Count lines holding the string "label" in the data that follows. Reply with one number only.

--- Begin ---

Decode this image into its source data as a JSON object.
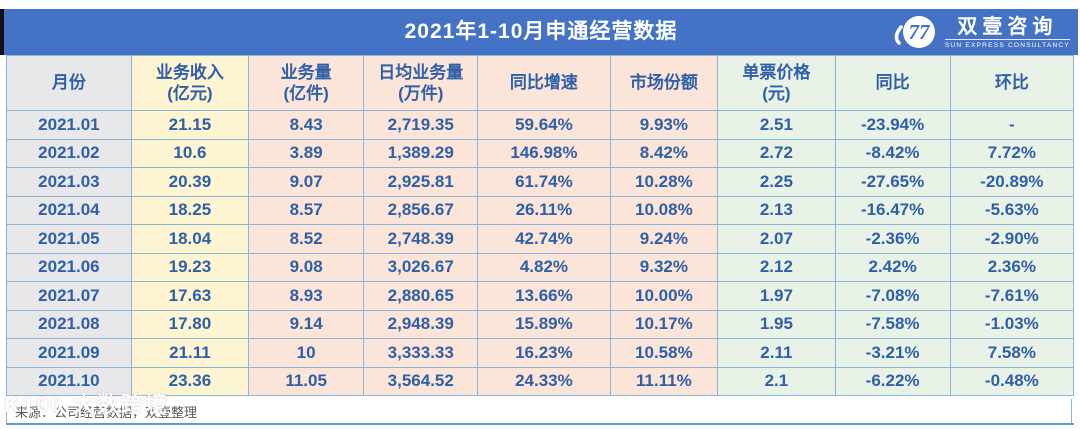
{
  "title": "2021年1-10月申通经营数据",
  "logo": {
    "icon": "swirl-double-seven-icon",
    "name_cn": "双壹咨询",
    "name_en": "SUN EXPRESS CONSULTANCY"
  },
  "table": {
    "columns": [
      {
        "label": "月份",
        "tone": "gray"
      },
      {
        "label": "业务收入\n(亿元)",
        "tone": "yellow"
      },
      {
        "label": "业务量\n(亿件)",
        "tone": "pink"
      },
      {
        "label": "日均业务量\n(万件)",
        "tone": "pink"
      },
      {
        "label": "同比增速",
        "tone": "pink"
      },
      {
        "label": "市场份额",
        "tone": "pink"
      },
      {
        "label": "单票价格\n(元)",
        "tone": "green"
      },
      {
        "label": "同比",
        "tone": "green"
      },
      {
        "label": "环比",
        "tone": "green"
      }
    ]
  },
  "chart_data": {
    "type": "table",
    "title": "2021年1-10月申通经营数据",
    "columns": [
      "月份",
      "业务收入(亿元)",
      "业务量(亿件)",
      "日均业务量(万件)",
      "同比增速",
      "市场份额",
      "单票价格(元)",
      "同比",
      "环比"
    ],
    "rows": [
      [
        "2021.01",
        "21.15",
        "8.43",
        "2,719.35",
        "59.64%",
        "9.93%",
        "2.51",
        "-23.94%",
        "-"
      ],
      [
        "2021.02",
        "10.6",
        "3.89",
        "1,389.29",
        "146.98%",
        "8.42%",
        "2.72",
        "-8.42%",
        "7.72%"
      ],
      [
        "2021.03",
        "20.39",
        "9.07",
        "2,925.81",
        "61.74%",
        "10.28%",
        "2.25",
        "-27.65%",
        "-20.89%"
      ],
      [
        "2021.04",
        "18.25",
        "8.57",
        "2,856.67",
        "26.11%",
        "10.08%",
        "2.13",
        "-16.47%",
        "-5.63%"
      ],
      [
        "2021.05",
        "18.04",
        "8.52",
        "2,748.39",
        "42.74%",
        "9.24%",
        "2.07",
        "-2.36%",
        "-2.90%"
      ],
      [
        "2021.06",
        "19.23",
        "9.08",
        "3,026.67",
        "4.82%",
        "9.32%",
        "2.12",
        "2.42%",
        "2.36%"
      ],
      [
        "2021.07",
        "17.63",
        "8.93",
        "2,880.65",
        "13.66%",
        "10.00%",
        "1.97",
        "-7.08%",
        "-7.61%"
      ],
      [
        "2021.08",
        "17.80",
        "9.14",
        "2,948.39",
        "15.89%",
        "10.17%",
        "1.95",
        "-7.58%",
        "-1.03%"
      ],
      [
        "2021.09",
        "21.11",
        "10",
        "3,333.33",
        "16.23%",
        "10.58%",
        "2.11",
        "-3.21%",
        "7.58%"
      ],
      [
        "2021.10",
        "23.36",
        "11.05",
        "3,564.52",
        "24.33%",
        "11.11%",
        "2.1",
        "-6.22%",
        "-0.48%"
      ]
    ]
  },
  "footer": {
    "source": "来源：公司经营数据，双壹整理",
    "watermark": "K100 大数跨境"
  },
  "colors": {
    "title_bar": "#4472C4",
    "text_blue": "#2F5FA8",
    "column_gray": "#E8E7EA",
    "column_yellow": "#FDF4D2",
    "column_pink": "#FBE5D8",
    "column_green": "#E9F2E6",
    "grid_border": "#8DB4D6",
    "bottom_line": "#5B9BD5"
  }
}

--- End ---

Response:
9